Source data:
┄┄┄┄┄┄┄┄┄┄┄┄┄┄┄┄┄┄┄┄

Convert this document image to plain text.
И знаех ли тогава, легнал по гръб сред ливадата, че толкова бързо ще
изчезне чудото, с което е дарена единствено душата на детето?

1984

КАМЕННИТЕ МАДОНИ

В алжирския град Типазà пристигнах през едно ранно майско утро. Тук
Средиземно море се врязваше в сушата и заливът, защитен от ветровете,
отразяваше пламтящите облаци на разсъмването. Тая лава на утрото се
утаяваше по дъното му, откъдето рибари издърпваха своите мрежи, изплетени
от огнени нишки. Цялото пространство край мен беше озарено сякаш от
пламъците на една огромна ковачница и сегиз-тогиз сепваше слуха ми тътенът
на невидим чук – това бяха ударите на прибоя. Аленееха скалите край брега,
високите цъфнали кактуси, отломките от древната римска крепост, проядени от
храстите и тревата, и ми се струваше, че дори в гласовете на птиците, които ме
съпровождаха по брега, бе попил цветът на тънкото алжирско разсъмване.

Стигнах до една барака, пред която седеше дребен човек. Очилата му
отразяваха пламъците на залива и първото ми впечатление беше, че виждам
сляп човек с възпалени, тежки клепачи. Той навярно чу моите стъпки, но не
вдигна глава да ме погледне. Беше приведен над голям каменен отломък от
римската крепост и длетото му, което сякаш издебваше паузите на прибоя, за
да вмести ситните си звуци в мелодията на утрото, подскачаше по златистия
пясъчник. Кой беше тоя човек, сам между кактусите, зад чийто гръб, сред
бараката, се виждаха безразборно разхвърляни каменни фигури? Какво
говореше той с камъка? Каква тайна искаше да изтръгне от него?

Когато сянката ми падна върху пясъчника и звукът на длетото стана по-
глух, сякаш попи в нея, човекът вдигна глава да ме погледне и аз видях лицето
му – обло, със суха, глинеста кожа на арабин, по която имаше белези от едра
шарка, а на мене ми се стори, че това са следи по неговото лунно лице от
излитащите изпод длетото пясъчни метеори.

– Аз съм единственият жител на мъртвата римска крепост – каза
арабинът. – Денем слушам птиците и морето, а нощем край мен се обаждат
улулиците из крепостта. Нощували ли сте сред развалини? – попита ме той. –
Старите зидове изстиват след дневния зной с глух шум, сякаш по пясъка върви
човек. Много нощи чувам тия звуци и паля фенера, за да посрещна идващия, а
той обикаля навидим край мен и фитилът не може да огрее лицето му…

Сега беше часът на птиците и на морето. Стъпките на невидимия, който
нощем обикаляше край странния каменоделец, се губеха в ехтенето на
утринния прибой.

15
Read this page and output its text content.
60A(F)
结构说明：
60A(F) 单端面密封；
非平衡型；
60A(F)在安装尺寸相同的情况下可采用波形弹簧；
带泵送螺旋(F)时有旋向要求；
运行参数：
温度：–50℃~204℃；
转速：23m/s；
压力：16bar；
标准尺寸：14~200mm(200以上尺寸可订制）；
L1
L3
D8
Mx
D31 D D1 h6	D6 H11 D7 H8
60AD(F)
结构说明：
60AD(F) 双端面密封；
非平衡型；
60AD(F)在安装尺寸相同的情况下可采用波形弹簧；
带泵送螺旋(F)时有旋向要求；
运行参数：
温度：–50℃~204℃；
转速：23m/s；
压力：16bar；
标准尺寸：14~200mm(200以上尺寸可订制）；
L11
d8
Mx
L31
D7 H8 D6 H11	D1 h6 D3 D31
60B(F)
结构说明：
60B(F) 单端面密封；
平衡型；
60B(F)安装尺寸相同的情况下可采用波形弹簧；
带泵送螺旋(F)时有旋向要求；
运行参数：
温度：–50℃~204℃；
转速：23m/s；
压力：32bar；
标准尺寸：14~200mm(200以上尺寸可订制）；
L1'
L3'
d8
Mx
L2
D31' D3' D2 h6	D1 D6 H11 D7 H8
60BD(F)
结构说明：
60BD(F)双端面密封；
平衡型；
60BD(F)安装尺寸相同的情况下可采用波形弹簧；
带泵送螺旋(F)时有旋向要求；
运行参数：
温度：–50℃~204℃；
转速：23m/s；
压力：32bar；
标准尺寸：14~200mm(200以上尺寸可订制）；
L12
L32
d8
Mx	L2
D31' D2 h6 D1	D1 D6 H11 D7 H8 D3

┄┄┄┄┄┄┄┄┄┄┄┄┄┄┄┄┄┄┄┄

* _YOUR TASK_
Copy the lines from the entries above in which the word "text" appears.

* _EXERCISE RESULT_
Convert this document image to plain text.
Read this page and output its text content.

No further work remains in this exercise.